▶ [Work instructions]:
From the records below, give the number of lines that contain the string "Bureau", without any other text.
— START OF Material —
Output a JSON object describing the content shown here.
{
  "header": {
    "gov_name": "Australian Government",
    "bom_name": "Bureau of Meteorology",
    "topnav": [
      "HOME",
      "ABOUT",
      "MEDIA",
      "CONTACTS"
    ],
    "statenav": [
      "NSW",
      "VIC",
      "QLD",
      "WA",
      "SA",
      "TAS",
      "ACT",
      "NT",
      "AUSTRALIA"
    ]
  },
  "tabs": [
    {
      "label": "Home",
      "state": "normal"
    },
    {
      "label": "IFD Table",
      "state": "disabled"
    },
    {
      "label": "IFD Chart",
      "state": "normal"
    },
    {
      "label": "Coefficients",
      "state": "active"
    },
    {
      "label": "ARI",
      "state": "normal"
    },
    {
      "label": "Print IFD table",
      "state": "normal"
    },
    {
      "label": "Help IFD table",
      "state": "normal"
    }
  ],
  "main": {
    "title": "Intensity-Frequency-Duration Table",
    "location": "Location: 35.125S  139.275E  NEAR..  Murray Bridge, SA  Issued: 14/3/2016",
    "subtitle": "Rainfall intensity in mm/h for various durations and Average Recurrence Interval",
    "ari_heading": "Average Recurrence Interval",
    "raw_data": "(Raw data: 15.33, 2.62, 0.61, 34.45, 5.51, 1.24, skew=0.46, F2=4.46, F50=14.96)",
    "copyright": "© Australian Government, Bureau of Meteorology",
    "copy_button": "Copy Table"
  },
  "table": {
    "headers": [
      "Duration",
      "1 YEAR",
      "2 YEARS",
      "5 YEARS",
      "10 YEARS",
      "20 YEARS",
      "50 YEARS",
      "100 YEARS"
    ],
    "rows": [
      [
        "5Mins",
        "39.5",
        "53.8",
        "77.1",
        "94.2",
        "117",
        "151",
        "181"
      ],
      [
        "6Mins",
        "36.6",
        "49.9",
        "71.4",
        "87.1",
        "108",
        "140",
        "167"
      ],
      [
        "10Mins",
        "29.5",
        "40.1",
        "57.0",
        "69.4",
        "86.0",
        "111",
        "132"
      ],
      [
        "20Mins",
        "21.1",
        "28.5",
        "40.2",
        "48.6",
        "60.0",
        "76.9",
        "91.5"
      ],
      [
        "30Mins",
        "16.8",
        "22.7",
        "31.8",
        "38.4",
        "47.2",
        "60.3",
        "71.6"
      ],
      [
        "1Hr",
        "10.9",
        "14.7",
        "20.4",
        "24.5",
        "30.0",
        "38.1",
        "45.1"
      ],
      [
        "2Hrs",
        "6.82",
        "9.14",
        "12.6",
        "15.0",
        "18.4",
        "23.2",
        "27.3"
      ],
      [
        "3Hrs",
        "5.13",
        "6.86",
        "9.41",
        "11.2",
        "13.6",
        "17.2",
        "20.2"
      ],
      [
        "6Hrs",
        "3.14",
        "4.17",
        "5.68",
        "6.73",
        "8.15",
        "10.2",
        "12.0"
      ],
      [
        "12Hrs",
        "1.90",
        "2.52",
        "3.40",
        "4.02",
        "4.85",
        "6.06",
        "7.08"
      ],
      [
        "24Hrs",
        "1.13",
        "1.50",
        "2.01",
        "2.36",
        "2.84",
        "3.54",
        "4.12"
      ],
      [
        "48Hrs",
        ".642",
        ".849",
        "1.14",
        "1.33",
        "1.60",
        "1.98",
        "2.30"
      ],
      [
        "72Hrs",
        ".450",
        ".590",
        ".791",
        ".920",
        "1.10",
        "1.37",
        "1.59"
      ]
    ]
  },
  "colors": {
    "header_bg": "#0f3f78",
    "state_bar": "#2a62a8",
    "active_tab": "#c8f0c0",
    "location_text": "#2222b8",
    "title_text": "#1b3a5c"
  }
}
— END OF Material —
▶ [Answer in full]:
2